## Problem requirements
All entries should be output exactly as they stand.
═════ Data section ═════
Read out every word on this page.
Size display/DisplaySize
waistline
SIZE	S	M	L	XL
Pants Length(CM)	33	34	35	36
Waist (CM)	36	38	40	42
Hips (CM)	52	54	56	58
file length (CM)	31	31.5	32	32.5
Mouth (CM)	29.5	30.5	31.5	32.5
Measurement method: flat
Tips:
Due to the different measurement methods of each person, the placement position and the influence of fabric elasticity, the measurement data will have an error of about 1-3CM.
═════
## Exercise response
Read out every word on this page.
Size display/DisplaySize
waistline
SIZE	S	M	L	XL
Pants Length(CM)	33	34	35	36
Waist (CM)	36	38	40	42
Hips (CM)	52	54	56	58
file length (CM)	31	31.5	32	32.5
Mouth (CM)	29.5	30.5	31.5	32.5
Measurement method: flat
Tips:
Due to the different measurement methods of each person, the placement position and the influence of fabric elasticity, the measurement data will have an error of about 1-3CM.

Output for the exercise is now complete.